-------- Data listing --------
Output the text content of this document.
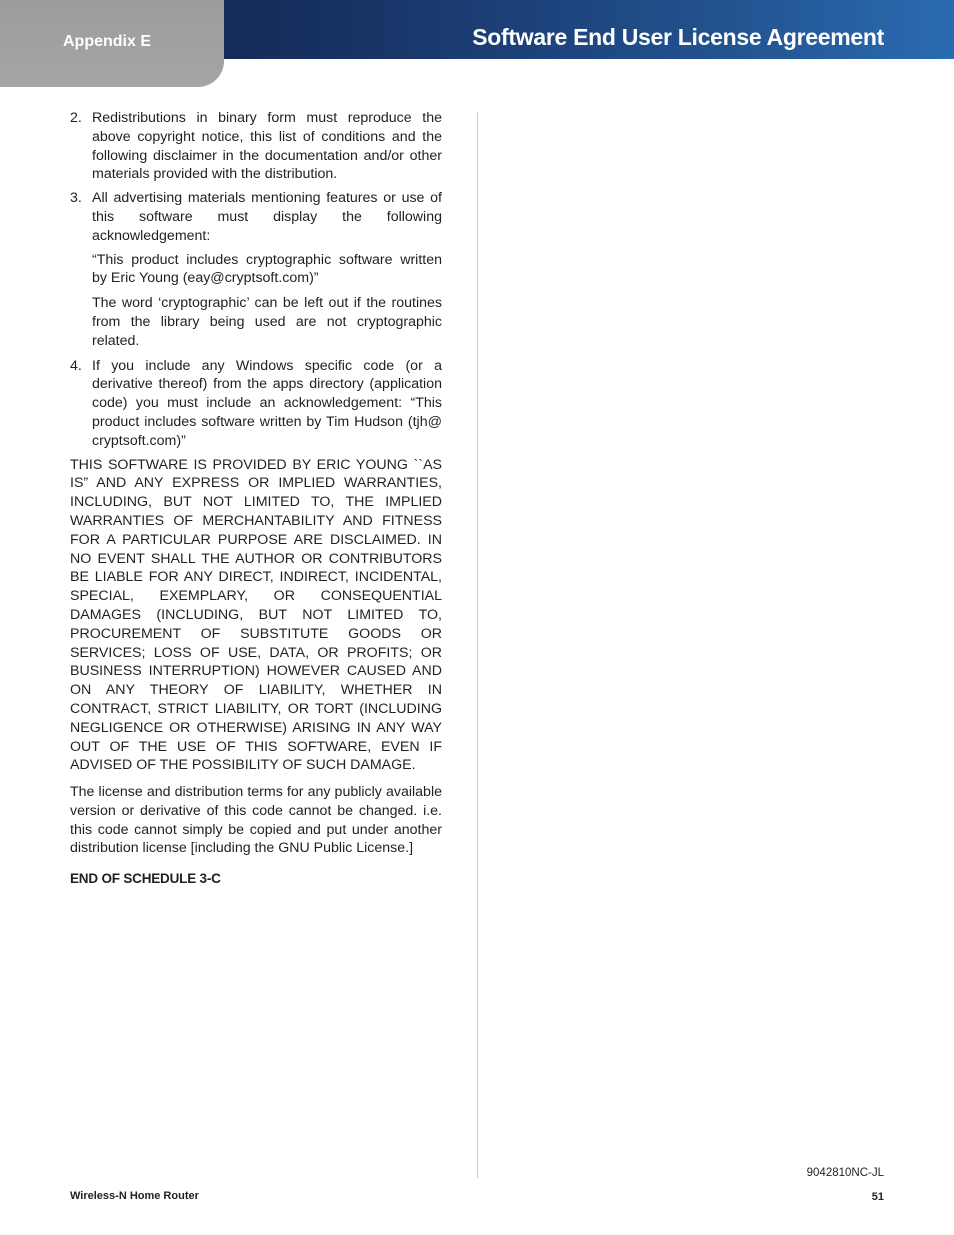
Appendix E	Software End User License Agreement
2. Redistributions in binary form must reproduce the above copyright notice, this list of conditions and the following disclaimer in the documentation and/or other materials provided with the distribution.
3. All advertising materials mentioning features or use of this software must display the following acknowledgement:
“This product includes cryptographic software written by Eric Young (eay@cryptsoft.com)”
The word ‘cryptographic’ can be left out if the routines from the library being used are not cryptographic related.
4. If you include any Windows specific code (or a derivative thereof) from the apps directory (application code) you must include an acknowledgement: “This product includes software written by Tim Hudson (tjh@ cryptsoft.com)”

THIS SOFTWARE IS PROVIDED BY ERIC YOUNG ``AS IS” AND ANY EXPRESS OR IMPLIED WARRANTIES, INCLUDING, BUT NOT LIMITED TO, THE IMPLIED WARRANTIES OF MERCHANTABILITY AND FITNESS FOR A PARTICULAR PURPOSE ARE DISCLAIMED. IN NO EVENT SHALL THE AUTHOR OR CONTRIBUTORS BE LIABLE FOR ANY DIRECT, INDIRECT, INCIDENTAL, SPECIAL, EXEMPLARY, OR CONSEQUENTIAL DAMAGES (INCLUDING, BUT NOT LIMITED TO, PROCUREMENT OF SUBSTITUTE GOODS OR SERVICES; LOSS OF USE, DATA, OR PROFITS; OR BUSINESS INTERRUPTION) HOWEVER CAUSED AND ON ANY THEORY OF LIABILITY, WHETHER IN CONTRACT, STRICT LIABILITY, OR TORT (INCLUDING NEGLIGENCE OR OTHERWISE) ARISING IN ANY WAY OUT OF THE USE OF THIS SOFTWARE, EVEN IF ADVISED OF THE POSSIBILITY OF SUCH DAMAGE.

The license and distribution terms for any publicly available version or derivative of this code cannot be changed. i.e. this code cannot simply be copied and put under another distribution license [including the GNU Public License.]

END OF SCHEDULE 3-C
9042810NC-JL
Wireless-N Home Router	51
--------
-------- Data listing --------
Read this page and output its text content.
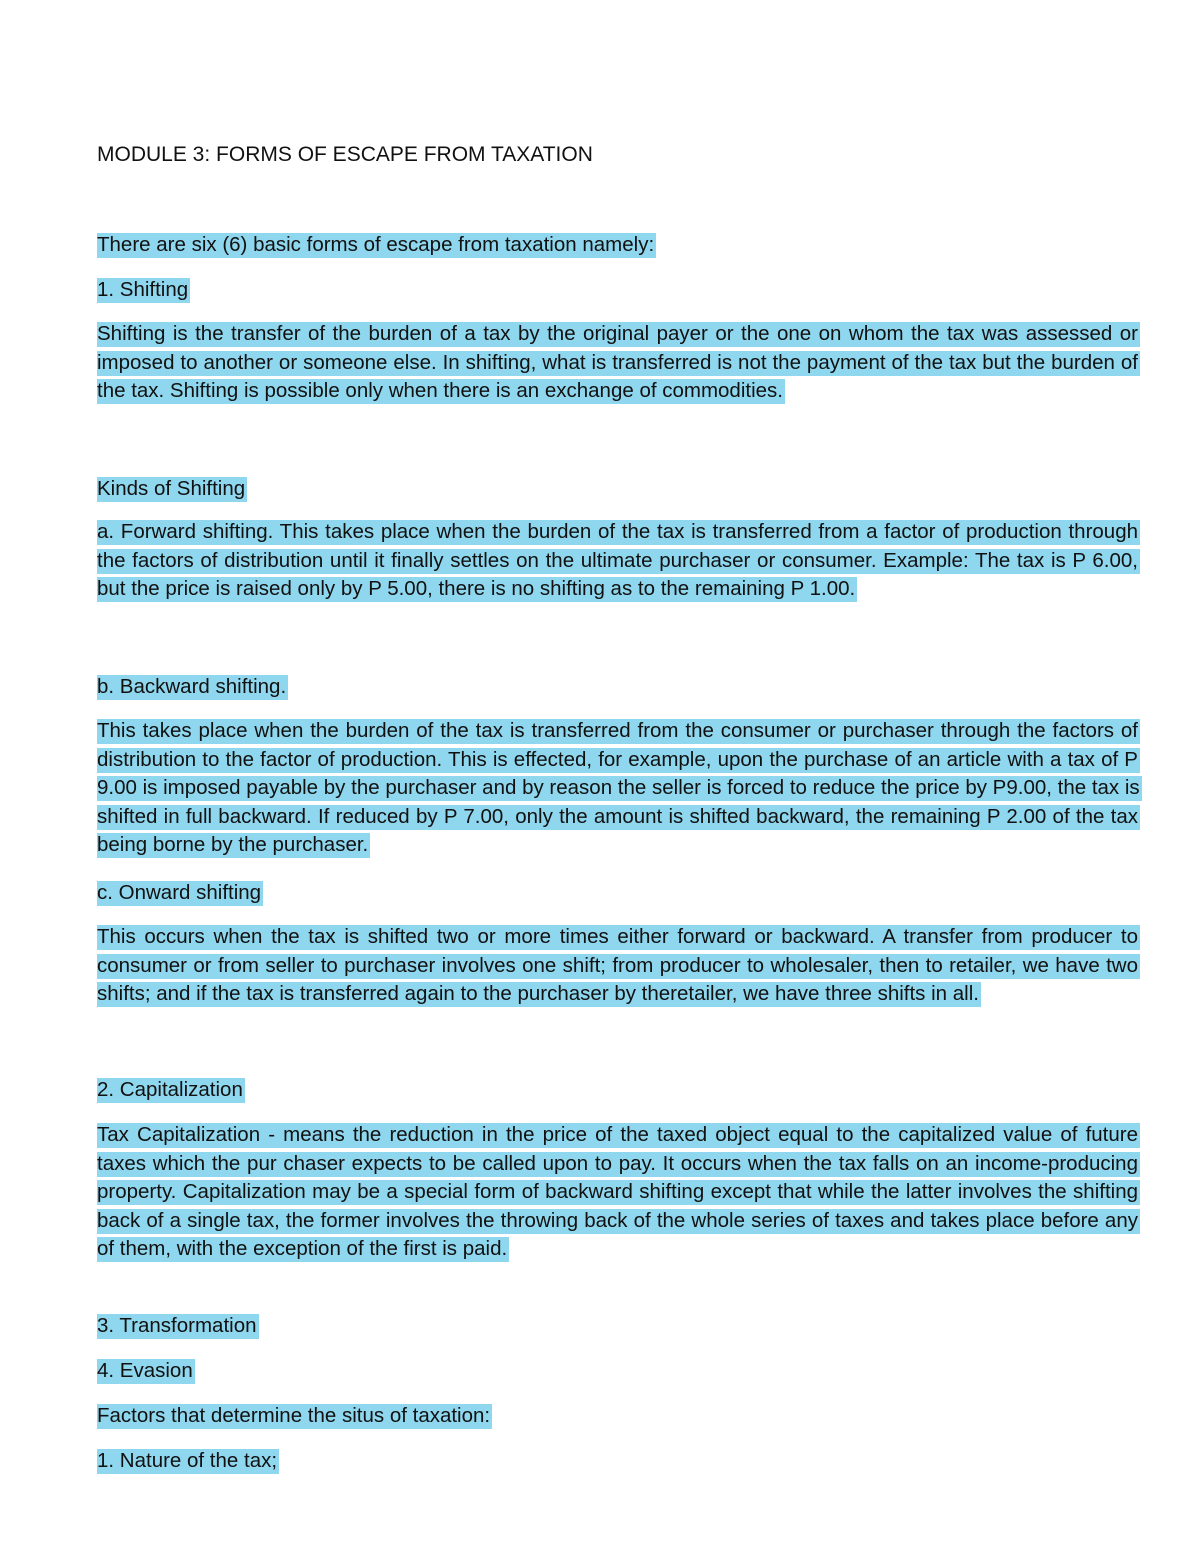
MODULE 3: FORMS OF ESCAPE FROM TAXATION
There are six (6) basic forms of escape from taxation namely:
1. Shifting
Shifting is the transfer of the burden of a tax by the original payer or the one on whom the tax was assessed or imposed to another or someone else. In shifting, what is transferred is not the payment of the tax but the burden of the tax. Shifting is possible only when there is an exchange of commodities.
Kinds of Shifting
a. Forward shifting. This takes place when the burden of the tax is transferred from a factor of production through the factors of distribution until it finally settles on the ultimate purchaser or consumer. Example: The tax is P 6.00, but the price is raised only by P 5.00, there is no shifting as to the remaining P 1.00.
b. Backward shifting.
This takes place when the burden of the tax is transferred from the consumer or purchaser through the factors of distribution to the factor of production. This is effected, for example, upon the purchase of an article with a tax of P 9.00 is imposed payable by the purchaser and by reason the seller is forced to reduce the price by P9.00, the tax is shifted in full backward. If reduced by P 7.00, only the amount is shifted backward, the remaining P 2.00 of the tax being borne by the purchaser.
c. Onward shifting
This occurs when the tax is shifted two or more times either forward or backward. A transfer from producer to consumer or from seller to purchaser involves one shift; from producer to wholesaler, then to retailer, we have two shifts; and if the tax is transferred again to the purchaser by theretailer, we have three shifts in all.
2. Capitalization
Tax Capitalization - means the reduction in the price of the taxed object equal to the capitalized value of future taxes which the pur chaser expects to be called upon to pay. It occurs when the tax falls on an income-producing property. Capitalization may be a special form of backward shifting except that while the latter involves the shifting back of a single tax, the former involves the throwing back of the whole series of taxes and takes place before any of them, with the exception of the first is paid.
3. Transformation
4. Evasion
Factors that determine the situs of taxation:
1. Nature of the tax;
--------
-------- Data listing --------
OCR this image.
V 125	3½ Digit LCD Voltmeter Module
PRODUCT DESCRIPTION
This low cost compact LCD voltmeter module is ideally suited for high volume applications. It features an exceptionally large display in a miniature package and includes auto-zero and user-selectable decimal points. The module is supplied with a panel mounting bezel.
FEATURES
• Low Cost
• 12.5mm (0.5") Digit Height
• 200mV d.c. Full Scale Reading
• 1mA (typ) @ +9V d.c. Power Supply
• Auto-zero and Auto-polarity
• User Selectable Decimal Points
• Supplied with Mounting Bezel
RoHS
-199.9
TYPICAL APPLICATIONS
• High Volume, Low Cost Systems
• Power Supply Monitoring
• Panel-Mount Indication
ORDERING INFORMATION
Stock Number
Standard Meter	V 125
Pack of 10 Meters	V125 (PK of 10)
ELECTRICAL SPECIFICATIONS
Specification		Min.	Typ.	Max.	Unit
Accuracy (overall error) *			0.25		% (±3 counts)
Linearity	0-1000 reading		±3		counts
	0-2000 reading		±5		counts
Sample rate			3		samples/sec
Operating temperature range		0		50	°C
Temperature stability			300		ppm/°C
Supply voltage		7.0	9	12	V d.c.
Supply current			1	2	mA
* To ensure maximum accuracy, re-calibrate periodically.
--------
Copy, from the material, each line that holds the string "cryptsoft".

▶ [Exercise output]:
“This product includes cryptographic software written by Eric Young (eay@cryptsoft.com)”
4. If you include any Windows specific code (or a derivative thereof) from the apps directory (application code) you must include an acknowledgement: “This product includes software written by Tim Hudson (tjh@ cryptsoft.com)”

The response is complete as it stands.